_WHAT TO DO_
Set down all the data again. Change nothing.

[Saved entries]
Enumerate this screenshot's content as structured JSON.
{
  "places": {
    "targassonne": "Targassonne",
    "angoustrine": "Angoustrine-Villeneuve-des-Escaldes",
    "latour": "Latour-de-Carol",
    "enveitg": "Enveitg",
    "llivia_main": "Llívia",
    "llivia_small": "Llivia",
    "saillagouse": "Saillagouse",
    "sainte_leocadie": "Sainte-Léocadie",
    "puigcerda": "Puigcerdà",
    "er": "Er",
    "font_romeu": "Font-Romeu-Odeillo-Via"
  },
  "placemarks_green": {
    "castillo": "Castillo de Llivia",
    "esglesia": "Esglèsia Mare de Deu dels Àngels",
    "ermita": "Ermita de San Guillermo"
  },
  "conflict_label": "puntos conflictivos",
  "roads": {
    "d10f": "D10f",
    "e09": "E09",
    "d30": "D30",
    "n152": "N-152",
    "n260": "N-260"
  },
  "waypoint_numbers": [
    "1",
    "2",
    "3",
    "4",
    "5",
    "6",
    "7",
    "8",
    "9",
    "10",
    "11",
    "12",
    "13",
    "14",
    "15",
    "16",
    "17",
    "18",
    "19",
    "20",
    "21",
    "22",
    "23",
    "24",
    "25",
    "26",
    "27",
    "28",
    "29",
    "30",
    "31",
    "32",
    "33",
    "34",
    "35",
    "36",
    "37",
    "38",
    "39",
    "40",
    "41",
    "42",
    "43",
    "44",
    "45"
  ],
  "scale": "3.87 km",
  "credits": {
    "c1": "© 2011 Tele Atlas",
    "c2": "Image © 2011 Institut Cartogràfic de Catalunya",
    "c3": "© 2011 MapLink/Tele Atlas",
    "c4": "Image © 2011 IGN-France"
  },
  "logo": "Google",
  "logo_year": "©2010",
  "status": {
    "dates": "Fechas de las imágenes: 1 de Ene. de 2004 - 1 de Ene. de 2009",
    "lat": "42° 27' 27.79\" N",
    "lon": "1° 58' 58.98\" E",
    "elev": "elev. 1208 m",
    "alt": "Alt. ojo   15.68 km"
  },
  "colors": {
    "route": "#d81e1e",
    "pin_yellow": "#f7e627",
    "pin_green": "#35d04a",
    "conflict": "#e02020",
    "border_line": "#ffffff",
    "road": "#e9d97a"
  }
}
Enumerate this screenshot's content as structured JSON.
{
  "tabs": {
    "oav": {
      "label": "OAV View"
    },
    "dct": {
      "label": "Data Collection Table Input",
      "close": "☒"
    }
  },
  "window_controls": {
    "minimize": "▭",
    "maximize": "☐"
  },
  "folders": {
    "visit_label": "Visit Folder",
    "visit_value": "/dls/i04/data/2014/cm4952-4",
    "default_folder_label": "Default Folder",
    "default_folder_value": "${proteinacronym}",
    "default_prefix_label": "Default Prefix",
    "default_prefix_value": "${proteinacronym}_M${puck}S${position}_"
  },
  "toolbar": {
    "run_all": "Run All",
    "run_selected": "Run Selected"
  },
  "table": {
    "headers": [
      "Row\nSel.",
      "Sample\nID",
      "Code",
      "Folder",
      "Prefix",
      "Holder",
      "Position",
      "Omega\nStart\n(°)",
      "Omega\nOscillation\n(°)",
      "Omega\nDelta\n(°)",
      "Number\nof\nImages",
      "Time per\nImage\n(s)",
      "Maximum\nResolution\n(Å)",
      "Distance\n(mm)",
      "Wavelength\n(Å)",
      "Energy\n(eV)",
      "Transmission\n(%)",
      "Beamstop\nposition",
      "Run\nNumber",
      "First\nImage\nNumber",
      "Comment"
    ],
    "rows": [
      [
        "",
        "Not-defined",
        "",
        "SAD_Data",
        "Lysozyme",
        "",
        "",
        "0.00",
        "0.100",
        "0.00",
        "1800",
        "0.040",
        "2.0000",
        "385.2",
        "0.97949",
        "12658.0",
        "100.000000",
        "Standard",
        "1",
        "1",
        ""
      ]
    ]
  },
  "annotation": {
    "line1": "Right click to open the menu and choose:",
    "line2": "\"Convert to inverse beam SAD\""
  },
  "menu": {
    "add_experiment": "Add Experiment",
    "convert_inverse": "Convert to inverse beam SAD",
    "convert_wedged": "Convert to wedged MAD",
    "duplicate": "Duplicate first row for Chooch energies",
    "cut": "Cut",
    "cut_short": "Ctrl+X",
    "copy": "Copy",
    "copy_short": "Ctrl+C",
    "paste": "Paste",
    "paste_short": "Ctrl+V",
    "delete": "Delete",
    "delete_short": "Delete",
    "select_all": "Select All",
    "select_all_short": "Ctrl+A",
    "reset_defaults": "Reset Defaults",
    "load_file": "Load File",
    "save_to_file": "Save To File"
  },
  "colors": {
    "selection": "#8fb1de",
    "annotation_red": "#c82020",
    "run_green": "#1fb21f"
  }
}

_RESULT OF THIS EXERCISE_
Enumerate this screenshot's content as structured JSON.
{
  "places": {
    "targassonne": "Targassonne",
    "angoustrine": "Angoustrine-Villeneuve-des-Escaldes",
    "latour": "Latour-de-Carol",
    "enveitg": "Enveitg",
    "llivia_main": "Llívia",
    "llivia_small": "Llivia",
    "saillagouse": "Saillagouse",
    "sainte_leocadie": "Sainte-Léocadie",
    "puigcerda": "Puigcerdà",
    "er": "Er",
    "font_romeu": "Font-Romeu-Odeillo-Via"
  },
  "placemarks_green": {
    "castillo": "Castillo de Llivia",
    "esglesia": "Esglèsia Mare de Deu dels Àngels",
    "ermita": "Ermita de San Guillermo"
  },
  "conflict_label": "puntos conflictivos",
  "roads": {
    "d10f": "D10f",
    "e09": "E09",
    "d30": "D30",
    "n152": "N-152",
    "n260": "N-260"
  },
  "waypoint_numbers": [
    "1",
    "2",
    "3",
    "4",
    "5",
    "6",
    "7",
    "8",
    "9",
    "10",
    "11",
    "12",
    "13",
    "14",
    "15",
    "16",
    "17",
    "18",
    "19",
    "20",
    "21",
    "22",
    "23",
    "24",
    "25",
    "26",
    "27",
    "28",
    "29",
    "30",
    "31",
    "32",
    "33",
    "34",
    "35",
    "36",
    "37",
    "38",
    "39",
    "40",
    "41",
    "42",
    "43",
    "44",
    "45"
  ],
  "scale": "3.87 km",
  "credits": {
    "c1": "© 2011 Tele Atlas",
    "c2": "Image © 2011 Institut Cartogràfic de Catalunya",
    "c3": "© 2011 MapLink/Tele Atlas",
    "c4": "Image © 2011 IGN-France"
  },
  "logo": "Google",
  "logo_year": "©2010",
  "status": {
    "dates": "Fechas de las imágenes: 1 de Ene. de 2004 - 1 de Ene. de 2009",
    "lat": "42° 27' 27.79\" N",
    "lon": "1° 58' 58.98\" E",
    "elev": "elev. 1208 m",
    "alt": "Alt. ojo   15.68 km"
  },
  "colors": {
    "route": "#d81e1e",
    "pin_yellow": "#f7e627",
    "pin_green": "#35d04a",
    "conflict": "#e02020",
    "border_line": "#ffffff",
    "road": "#e9d97a"
  }
}
Enumerate this screenshot's content as structured JSON.
{
  "tabs": {
    "oav": {
      "label": "OAV View"
    },
    "dct": {
      "label": "Data Collection Table Input",
      "close": "☒"
    }
  },
  "window_controls": {
    "minimize": "▭",
    "maximize": "☐"
  },
  "folders": {
    "visit_label": "Visit Folder",
    "visit_value": "/dls/i04/data/2014/cm4952-4",
    "default_folder_label": "Default Folder",
    "default_folder_value": "${proteinacronym}",
    "default_prefix_label": "Default Prefix",
    "default_prefix_value": "${proteinacronym}_M${puck}S${position}_"
  },
  "toolbar": {
    "run_all": "Run All",
    "run_selected": "Run Selected"
  },
  "table": {
    "headers": [
      "Row\nSel.",
      "Sample\nID",
      "Code",
      "Folder",
      "Prefix",
      "Holder",
      "Position",
      "Omega\nStart\n(°)",
      "Omega\nOscillation\n(°)",
      "Omega\nDelta\n(°)",
      "Number\nof\nImages",
      "Time per\nImage\n(s)",
      "Maximum\nResolution\n(Å)",
      "Distance\n(mm)",
      "Wavelength\n(Å)",
      "Energy\n(eV)",
      "Transmission\n(%)",
      "Beamstop\nposition",
      "Run\nNumber",
      "First\nImage\nNumber",
      "Comment"
    ],
    "rows": [
      [
        "",
        "Not-defined",
        "",
        "SAD_Data",
        "Lysozyme",
        "",
        "",
        "0.00",
        "0.100",
        "0.00",
        "1800",
        "0.040",
        "2.0000",
        "385.2",
        "0.97949",
        "12658.0",
        "100.000000",
        "Standard",
        "1",
        "1",
        ""
      ]
    ]
  },
  "annotation": {
    "line1": "Right click to open the menu and choose:",
    "line2": "\"Convert to inverse beam SAD\""
  },
  "menu": {
    "add_experiment": "Add Experiment",
    "convert_inverse": "Convert to inverse beam SAD",
    "convert_wedged": "Convert to wedged MAD",
    "duplicate": "Duplicate first row for Chooch energies",
    "cut": "Cut",
    "cut_short": "Ctrl+X",
    "copy": "Copy",
    "copy_short": "Ctrl+C",
    "paste": "Paste",
    "paste_short": "Ctrl+V",
    "delete": "Delete",
    "delete_short": "Delete",
    "select_all": "Select All",
    "select_all_short": "Ctrl+A",
    "reset_defaults": "Reset Defaults",
    "load_file": "Load File",
    "save_to_file": "Save To File"
  },
  "colors": {
    "selection": "#8fb1de",
    "annotation_red": "#c82020",
    "run_green": "#1fb21f"
  }
}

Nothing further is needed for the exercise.